Extract each line containing the string "Consumer".
─── DATA IN THIS EXERCISE ───
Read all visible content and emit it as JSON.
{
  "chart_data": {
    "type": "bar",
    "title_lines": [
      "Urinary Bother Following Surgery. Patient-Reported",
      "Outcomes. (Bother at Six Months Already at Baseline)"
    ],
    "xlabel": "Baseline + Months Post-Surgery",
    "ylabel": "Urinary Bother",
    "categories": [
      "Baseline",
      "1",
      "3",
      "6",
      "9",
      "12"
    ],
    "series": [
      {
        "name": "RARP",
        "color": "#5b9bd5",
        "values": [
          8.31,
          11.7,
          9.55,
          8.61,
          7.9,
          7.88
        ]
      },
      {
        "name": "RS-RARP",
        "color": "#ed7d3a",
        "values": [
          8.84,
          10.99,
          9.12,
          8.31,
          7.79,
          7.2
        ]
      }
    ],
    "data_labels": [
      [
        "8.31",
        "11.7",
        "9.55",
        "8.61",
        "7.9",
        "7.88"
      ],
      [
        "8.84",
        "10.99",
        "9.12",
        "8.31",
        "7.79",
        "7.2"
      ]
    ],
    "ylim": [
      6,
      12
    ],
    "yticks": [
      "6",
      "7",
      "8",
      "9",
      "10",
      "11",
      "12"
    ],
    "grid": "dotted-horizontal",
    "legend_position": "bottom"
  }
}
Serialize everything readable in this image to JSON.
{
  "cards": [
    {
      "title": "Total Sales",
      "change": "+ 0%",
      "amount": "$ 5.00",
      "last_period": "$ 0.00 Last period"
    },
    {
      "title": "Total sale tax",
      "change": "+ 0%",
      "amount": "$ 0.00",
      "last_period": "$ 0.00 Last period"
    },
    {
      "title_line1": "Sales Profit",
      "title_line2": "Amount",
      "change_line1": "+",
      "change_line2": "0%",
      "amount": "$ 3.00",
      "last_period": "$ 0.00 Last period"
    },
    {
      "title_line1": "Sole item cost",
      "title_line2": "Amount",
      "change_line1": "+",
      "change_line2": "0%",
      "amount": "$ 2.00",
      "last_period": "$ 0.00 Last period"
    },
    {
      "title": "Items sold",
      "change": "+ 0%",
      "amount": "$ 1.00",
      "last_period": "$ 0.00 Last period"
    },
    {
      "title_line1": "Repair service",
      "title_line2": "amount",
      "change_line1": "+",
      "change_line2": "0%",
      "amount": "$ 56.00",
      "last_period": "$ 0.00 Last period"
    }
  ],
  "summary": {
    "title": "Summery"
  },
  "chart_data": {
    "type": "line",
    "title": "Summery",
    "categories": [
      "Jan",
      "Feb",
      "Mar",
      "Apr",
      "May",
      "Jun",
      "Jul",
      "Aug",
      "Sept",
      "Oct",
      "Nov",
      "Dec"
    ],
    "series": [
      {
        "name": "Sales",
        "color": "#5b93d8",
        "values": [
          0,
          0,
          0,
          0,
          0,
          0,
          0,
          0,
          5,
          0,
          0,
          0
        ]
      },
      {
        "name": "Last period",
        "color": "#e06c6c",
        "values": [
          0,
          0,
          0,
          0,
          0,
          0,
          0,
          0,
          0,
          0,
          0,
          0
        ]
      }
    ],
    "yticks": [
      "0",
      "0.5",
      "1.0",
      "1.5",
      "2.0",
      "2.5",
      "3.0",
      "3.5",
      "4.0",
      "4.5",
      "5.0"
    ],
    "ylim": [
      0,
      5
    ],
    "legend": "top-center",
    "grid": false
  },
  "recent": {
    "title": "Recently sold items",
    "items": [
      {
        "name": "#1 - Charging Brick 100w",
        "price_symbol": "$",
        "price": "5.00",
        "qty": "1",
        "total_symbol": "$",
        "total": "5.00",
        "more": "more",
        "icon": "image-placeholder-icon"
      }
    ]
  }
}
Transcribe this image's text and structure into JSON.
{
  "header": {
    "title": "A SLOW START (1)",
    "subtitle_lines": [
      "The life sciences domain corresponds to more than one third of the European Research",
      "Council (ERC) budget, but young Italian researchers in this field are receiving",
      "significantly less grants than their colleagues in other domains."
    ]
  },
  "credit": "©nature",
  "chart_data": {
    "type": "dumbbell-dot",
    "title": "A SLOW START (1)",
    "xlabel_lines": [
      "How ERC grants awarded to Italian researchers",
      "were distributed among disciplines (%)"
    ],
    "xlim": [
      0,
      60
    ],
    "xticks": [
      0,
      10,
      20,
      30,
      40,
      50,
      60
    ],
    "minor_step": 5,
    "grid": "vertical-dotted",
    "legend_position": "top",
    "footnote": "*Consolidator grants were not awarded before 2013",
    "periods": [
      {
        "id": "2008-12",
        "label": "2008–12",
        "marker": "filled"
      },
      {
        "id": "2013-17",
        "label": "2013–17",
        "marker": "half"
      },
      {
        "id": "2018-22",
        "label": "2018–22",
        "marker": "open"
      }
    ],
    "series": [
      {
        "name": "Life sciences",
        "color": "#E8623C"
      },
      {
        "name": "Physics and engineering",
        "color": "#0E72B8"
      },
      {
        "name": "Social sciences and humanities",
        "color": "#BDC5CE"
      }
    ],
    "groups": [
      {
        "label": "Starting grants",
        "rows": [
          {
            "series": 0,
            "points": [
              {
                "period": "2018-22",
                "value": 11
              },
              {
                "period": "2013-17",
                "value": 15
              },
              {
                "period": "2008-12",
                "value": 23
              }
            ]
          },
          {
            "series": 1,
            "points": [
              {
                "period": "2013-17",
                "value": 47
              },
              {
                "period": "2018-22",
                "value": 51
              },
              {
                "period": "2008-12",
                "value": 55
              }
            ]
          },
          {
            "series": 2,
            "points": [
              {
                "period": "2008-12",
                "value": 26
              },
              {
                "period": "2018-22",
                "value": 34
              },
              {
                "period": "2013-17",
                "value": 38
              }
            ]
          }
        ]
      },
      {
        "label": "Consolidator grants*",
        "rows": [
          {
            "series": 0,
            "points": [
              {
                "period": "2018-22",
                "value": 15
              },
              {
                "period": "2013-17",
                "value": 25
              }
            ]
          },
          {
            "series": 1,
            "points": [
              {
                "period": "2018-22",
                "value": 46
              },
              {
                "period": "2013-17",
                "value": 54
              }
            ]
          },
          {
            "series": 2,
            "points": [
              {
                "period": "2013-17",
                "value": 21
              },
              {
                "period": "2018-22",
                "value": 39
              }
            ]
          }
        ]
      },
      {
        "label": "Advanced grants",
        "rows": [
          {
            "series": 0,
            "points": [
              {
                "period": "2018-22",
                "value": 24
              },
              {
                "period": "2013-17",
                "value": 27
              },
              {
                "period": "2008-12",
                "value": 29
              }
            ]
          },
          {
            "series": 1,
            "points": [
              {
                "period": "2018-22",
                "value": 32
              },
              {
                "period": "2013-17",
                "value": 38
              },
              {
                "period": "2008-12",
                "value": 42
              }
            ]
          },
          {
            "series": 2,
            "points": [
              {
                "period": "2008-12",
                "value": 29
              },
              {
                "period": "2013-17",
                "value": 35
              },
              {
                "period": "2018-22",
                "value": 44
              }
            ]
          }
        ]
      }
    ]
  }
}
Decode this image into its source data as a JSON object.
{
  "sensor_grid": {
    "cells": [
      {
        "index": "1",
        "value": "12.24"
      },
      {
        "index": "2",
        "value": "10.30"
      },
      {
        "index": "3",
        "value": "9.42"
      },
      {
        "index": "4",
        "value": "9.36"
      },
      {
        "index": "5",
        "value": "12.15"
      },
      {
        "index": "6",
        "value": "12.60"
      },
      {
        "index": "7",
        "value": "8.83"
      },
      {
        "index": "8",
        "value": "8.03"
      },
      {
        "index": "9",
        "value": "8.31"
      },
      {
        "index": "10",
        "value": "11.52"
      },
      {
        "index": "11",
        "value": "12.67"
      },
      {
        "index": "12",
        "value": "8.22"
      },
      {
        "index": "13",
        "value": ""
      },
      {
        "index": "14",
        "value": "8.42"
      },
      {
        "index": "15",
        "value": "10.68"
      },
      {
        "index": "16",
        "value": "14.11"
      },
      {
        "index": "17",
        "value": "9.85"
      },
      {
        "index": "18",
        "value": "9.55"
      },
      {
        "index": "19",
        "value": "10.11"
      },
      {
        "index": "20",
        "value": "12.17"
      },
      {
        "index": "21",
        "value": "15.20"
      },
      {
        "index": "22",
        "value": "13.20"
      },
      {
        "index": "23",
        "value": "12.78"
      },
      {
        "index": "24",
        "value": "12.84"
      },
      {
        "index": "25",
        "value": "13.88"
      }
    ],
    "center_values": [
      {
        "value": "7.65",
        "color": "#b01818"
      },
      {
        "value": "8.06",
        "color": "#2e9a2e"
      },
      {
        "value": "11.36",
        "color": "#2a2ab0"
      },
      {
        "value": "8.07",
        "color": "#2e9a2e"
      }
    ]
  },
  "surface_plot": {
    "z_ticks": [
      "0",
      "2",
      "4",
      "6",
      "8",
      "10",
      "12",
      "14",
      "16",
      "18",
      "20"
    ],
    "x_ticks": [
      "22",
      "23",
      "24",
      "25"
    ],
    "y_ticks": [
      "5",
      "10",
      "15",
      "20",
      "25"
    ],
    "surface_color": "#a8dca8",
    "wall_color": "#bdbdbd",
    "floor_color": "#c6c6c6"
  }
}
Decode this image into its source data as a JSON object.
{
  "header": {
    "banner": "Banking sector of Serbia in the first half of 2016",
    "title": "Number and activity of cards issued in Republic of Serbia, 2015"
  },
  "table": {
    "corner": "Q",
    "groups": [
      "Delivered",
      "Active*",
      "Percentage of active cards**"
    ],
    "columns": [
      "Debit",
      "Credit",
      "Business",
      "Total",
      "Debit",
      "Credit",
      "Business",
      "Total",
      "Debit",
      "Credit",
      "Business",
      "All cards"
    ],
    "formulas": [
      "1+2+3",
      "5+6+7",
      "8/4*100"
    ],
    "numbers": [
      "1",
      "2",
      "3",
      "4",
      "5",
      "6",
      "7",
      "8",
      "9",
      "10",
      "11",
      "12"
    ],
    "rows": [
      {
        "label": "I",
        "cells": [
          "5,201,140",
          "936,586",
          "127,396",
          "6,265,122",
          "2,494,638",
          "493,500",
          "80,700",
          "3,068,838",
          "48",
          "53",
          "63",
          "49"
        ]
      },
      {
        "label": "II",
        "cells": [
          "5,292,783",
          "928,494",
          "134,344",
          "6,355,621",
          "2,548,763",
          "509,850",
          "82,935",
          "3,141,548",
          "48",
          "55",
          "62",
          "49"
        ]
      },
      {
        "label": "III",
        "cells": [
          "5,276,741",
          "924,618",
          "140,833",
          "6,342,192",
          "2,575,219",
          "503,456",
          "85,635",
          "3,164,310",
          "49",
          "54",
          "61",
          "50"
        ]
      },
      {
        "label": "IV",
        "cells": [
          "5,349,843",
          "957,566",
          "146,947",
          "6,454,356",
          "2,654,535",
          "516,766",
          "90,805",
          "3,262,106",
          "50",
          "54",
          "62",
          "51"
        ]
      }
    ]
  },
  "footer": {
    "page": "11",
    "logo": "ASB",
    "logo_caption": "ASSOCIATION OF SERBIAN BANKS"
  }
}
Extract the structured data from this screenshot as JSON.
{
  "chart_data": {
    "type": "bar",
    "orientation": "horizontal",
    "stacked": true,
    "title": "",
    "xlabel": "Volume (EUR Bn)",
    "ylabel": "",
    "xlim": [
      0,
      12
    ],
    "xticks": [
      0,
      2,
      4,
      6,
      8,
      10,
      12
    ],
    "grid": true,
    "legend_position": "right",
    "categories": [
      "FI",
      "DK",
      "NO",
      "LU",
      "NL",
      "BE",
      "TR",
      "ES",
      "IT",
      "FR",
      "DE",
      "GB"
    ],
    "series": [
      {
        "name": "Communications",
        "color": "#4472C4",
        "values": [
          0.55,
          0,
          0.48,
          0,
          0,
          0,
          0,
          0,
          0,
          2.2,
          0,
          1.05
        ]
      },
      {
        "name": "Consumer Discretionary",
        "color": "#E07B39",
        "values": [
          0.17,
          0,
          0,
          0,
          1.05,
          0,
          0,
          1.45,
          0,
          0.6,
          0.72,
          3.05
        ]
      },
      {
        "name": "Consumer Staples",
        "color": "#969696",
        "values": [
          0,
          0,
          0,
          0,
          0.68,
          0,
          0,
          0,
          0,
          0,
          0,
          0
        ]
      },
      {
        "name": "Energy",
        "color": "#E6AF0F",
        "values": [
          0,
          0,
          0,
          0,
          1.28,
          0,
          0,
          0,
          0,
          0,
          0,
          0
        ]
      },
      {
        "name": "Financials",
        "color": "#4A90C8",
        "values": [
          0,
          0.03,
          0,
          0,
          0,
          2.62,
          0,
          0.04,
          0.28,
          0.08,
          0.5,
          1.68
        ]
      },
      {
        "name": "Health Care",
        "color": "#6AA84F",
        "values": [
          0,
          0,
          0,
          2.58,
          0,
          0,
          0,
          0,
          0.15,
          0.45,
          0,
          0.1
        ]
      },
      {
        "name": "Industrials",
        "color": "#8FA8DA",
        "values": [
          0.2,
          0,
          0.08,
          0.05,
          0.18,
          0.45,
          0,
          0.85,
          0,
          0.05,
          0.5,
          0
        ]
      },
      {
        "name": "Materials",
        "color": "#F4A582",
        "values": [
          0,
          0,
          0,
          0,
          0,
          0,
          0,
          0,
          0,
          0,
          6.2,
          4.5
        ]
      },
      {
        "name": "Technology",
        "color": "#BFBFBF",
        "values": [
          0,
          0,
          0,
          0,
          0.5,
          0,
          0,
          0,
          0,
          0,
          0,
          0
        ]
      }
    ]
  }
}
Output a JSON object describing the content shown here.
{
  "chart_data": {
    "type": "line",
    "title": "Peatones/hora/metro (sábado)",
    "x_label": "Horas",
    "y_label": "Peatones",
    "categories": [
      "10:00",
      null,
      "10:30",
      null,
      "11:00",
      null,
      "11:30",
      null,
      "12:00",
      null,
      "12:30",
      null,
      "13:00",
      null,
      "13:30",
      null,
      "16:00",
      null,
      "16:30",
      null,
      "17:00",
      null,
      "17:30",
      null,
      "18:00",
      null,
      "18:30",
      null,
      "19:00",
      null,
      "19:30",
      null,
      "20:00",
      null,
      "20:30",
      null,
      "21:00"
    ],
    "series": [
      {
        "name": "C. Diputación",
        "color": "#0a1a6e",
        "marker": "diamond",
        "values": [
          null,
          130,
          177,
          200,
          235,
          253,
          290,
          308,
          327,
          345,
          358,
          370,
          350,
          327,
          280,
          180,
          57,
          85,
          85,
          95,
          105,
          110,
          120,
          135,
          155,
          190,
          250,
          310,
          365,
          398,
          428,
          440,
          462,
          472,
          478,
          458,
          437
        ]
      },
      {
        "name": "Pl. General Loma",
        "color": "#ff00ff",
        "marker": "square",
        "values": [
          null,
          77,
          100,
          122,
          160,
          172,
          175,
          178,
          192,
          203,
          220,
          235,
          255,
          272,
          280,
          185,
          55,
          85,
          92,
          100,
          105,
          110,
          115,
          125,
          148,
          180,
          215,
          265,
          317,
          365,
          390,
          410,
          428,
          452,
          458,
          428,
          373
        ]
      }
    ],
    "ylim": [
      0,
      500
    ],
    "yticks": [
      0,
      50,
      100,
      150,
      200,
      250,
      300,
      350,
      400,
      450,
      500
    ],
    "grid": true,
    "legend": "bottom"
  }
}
───
__RESPONSE TO THE TASK__
        "name": "Consumer Discretionary",
        "name": "Consumer Staples",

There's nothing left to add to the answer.